Copy out each line in the material below that has the word "Tires".

┄┄┄┄┄┄

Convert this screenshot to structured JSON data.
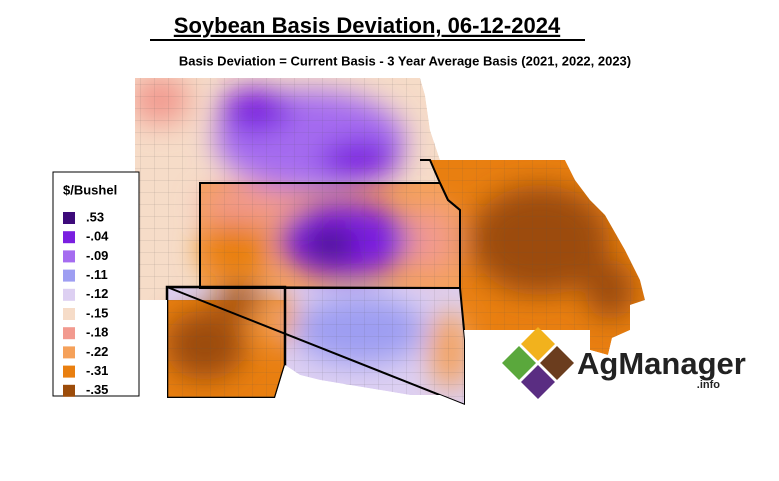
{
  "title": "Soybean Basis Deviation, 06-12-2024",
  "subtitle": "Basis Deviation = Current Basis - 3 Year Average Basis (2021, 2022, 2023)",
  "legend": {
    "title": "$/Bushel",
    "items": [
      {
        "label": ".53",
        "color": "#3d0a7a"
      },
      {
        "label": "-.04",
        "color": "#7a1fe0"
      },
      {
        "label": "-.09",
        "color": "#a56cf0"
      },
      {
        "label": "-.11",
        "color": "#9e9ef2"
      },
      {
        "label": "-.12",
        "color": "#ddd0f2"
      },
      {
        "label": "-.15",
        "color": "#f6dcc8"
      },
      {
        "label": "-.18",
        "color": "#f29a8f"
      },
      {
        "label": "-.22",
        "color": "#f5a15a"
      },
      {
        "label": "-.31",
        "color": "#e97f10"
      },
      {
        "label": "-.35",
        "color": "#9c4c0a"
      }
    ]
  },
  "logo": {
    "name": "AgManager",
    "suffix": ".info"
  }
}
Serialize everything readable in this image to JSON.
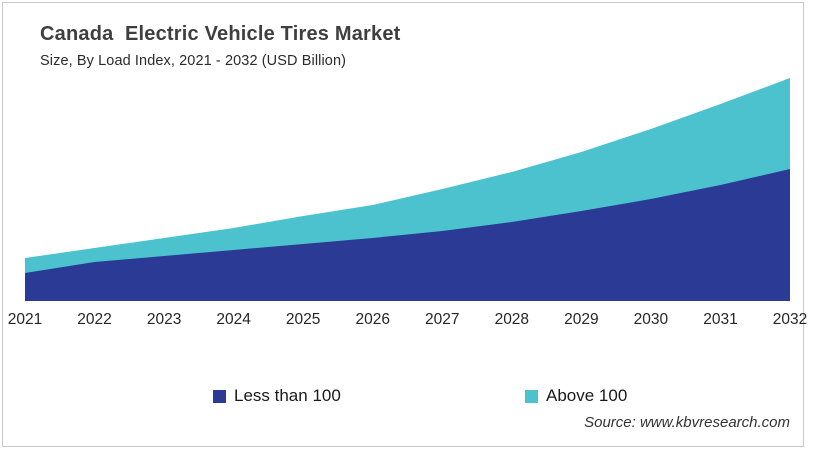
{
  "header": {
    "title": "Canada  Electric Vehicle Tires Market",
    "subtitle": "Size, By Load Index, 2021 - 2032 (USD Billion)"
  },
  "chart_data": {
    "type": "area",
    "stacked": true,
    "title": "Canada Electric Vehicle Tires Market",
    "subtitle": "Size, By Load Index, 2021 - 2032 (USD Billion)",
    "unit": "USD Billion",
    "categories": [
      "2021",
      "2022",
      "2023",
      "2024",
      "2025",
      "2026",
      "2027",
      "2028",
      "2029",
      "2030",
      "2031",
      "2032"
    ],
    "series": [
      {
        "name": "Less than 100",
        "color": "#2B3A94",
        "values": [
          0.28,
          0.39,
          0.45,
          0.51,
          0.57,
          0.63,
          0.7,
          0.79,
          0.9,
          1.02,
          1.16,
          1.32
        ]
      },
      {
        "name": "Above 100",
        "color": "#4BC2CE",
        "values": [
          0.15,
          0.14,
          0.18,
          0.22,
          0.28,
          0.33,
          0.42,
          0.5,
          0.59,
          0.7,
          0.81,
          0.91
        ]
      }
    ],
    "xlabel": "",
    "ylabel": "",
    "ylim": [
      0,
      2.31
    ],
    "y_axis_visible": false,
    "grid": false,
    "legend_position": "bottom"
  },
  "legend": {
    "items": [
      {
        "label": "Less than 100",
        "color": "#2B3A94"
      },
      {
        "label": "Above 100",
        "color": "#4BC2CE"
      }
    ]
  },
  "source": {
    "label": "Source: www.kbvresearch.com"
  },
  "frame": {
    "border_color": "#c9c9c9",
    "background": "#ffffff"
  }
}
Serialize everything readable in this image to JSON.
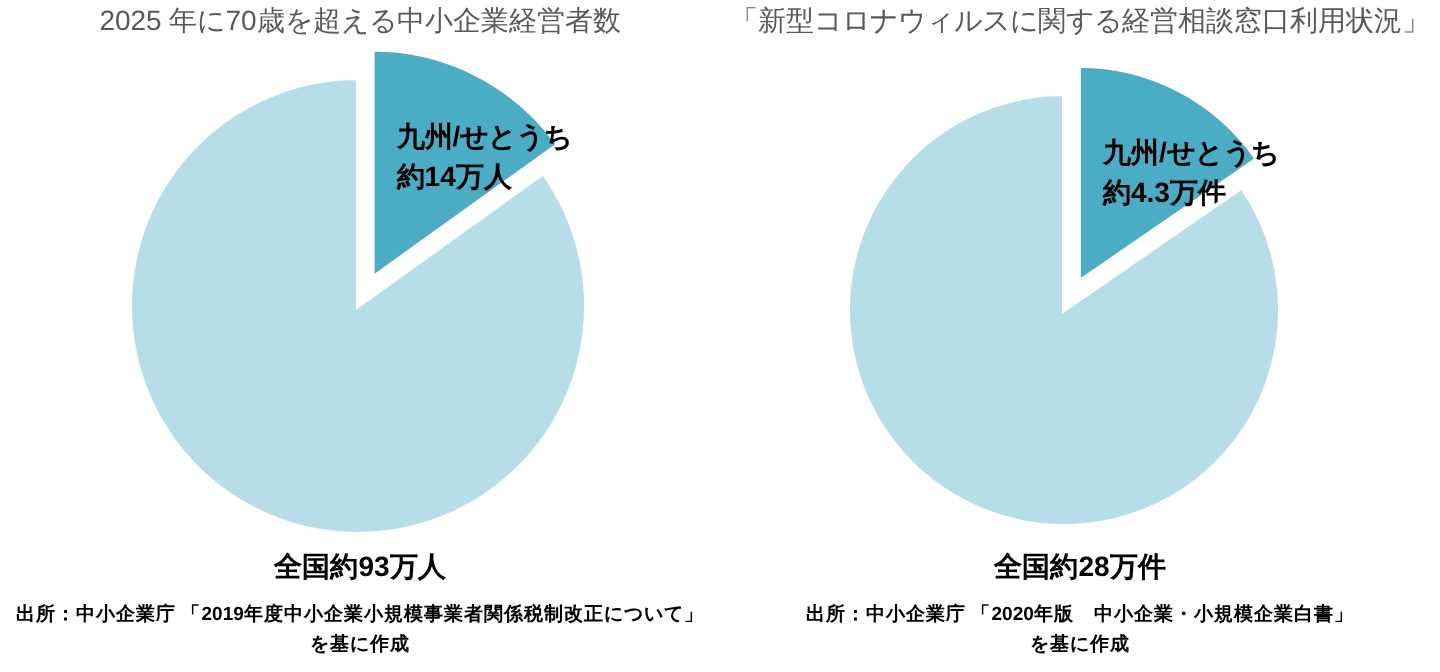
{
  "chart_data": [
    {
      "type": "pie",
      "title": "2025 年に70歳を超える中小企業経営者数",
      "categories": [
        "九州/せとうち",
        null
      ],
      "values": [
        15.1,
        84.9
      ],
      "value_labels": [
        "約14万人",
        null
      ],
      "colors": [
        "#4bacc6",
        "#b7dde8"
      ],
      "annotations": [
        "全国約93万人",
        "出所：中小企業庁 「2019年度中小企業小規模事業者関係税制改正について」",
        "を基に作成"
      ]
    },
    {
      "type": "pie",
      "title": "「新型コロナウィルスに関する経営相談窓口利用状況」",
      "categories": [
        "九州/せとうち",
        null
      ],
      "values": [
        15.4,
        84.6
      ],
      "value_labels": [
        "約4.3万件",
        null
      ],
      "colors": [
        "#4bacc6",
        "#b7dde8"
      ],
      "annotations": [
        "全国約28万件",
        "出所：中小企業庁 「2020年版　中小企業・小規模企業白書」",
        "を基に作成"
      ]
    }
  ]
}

┄┄┄┄┄┄

Completed exercise:
    "title": "Canada  Electric Vehicle Tires Market",
    "title": "Canada Electric Vehicle Tires Market",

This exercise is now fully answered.